:: TASK REQUIREMENTS ::
Count the lines containing "JSON" in the entries underneath, and state that count without anything else.

:: Saved data entries ::
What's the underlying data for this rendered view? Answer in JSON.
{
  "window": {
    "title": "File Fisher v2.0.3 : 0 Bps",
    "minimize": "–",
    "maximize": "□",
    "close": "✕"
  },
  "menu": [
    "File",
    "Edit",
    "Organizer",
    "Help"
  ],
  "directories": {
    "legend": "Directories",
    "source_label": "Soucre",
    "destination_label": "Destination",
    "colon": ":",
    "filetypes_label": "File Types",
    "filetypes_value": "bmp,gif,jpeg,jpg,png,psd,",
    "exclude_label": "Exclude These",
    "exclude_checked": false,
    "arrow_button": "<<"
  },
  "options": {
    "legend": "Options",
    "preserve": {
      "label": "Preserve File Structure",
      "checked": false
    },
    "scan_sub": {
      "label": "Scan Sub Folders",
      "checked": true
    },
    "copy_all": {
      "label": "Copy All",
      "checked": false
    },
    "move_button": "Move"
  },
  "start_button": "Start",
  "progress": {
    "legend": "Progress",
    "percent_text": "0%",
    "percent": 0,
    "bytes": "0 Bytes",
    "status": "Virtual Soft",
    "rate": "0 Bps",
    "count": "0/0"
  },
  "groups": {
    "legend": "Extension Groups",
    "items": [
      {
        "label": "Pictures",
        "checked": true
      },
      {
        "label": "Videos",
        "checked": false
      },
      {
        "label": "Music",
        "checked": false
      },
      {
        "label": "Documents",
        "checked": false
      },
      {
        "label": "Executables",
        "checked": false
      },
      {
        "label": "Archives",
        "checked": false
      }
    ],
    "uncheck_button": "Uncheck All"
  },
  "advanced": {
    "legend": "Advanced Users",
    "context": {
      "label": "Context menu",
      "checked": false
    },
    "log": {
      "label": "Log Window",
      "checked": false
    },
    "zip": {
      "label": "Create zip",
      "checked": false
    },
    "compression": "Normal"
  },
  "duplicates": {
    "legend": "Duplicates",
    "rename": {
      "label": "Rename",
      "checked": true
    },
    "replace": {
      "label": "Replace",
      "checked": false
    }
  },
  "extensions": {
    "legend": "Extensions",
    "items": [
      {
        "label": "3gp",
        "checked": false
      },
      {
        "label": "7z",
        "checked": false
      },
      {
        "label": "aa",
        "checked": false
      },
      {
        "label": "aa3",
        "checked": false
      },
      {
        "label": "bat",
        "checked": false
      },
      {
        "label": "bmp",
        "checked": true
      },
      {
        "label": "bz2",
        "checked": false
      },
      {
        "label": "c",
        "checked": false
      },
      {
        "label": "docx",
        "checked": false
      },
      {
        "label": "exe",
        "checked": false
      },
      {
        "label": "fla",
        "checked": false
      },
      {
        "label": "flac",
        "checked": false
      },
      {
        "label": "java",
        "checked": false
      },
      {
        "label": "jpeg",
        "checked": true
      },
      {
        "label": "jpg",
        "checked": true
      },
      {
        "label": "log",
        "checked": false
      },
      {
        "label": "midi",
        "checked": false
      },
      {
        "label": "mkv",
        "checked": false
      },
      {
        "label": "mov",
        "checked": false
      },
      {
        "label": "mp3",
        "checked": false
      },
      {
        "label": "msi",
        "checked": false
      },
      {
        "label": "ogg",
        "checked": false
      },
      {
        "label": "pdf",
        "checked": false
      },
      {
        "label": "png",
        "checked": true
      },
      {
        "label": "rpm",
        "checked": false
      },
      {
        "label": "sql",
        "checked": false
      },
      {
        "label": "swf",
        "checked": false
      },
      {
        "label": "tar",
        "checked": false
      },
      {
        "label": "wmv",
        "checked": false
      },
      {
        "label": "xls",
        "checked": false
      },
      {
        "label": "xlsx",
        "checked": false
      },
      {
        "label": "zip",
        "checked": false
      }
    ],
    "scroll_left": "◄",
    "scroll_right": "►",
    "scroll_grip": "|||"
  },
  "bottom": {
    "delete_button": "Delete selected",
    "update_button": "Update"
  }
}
...
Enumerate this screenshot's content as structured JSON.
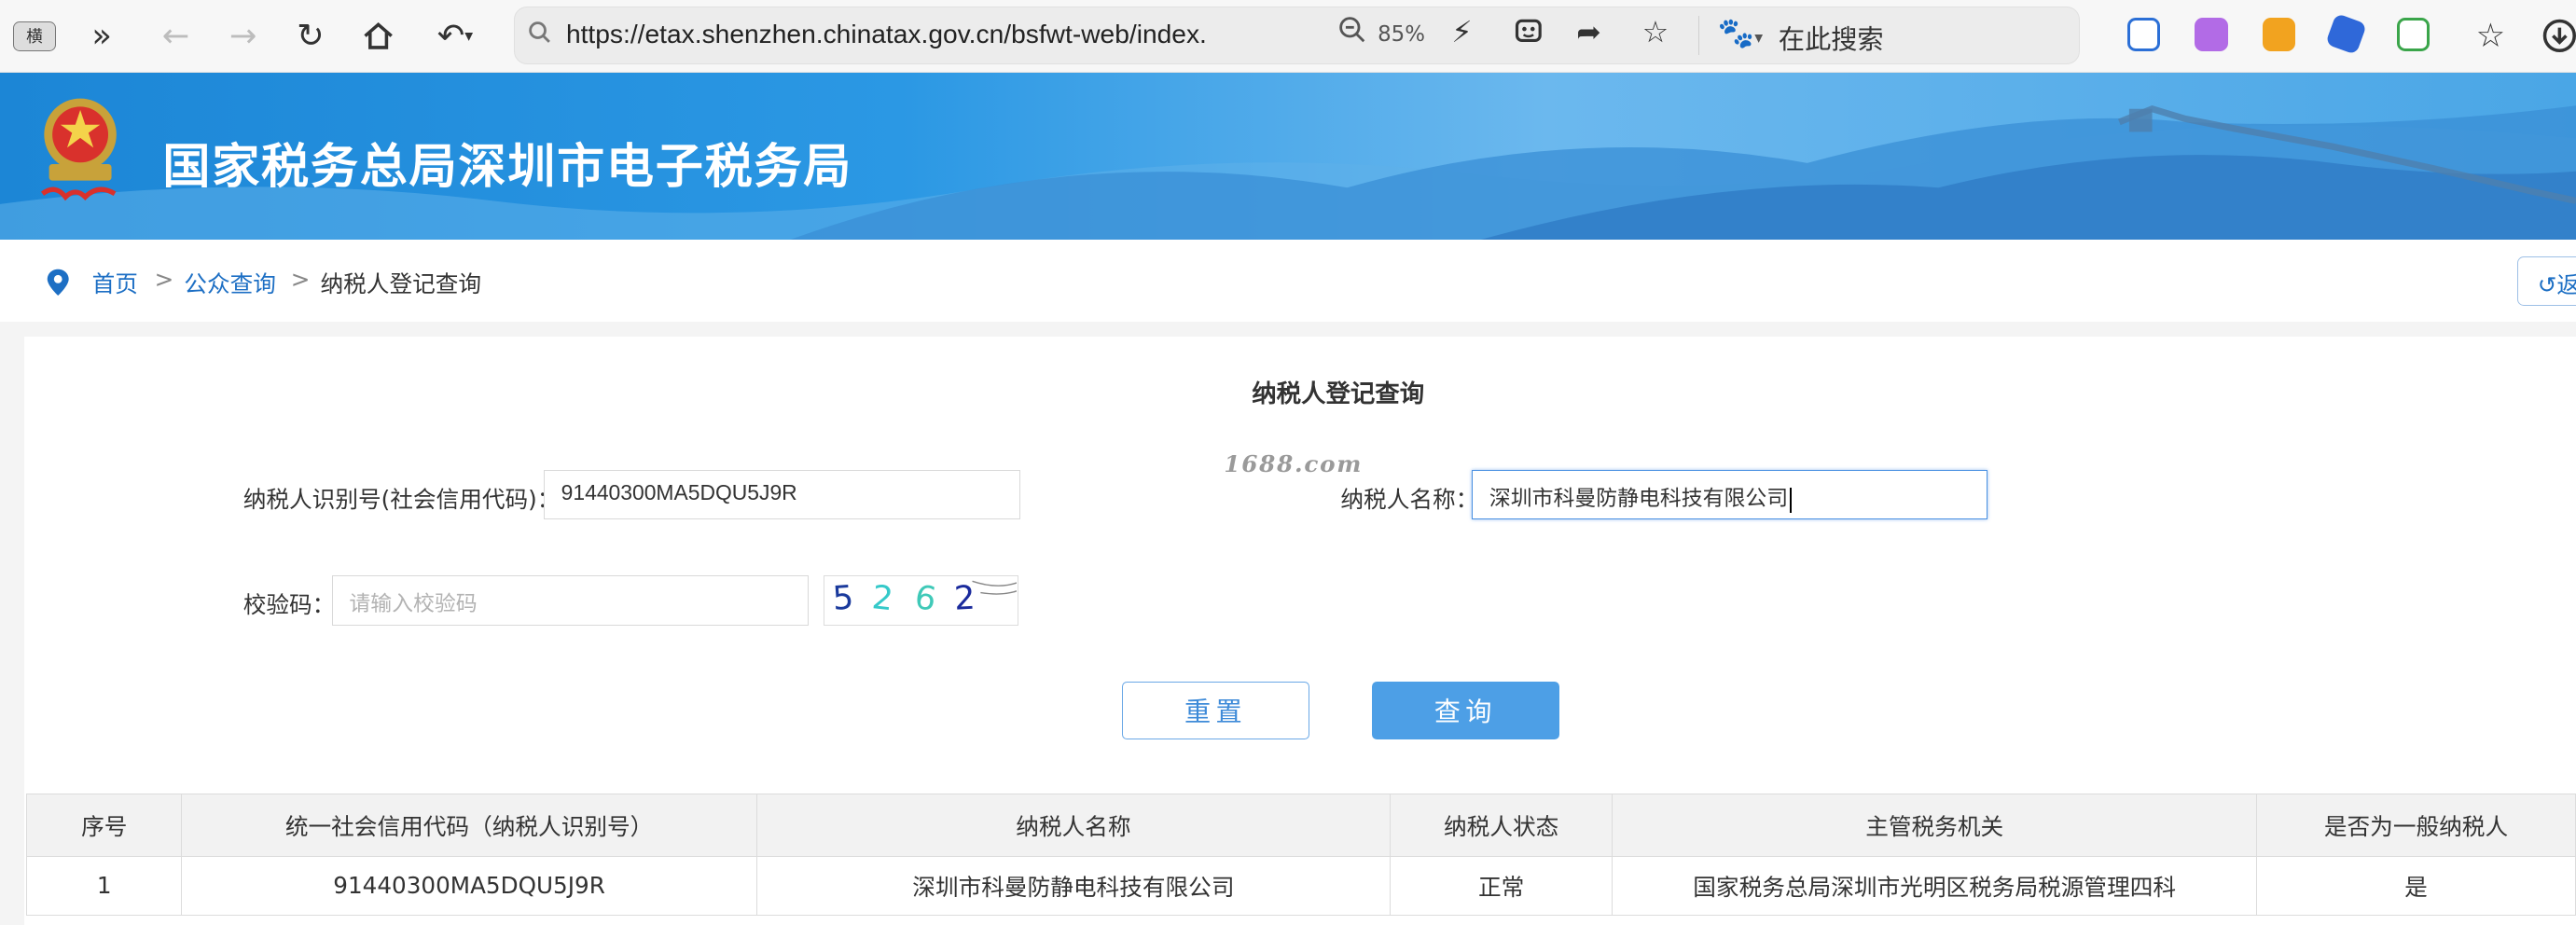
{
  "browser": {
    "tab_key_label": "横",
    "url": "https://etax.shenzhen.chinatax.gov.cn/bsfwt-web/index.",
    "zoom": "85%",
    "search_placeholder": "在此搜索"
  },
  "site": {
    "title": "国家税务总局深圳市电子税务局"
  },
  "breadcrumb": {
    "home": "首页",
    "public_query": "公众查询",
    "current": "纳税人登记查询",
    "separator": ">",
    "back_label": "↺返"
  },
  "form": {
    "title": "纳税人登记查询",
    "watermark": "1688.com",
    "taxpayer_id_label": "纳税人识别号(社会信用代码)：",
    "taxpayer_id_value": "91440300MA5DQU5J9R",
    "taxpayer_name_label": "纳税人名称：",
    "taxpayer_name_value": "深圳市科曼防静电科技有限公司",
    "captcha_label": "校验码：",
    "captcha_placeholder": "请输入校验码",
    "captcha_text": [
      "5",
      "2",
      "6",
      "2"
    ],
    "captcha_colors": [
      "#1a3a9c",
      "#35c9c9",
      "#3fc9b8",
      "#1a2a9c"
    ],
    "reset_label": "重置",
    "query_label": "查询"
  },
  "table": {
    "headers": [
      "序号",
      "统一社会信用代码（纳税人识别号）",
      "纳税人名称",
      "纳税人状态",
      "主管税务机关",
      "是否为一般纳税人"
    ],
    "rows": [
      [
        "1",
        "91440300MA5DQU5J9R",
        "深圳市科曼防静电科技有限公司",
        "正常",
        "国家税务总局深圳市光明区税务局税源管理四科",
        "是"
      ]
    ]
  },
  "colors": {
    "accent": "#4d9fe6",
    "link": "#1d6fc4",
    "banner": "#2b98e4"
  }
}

:: ANSWER FOR THE TASK ::
2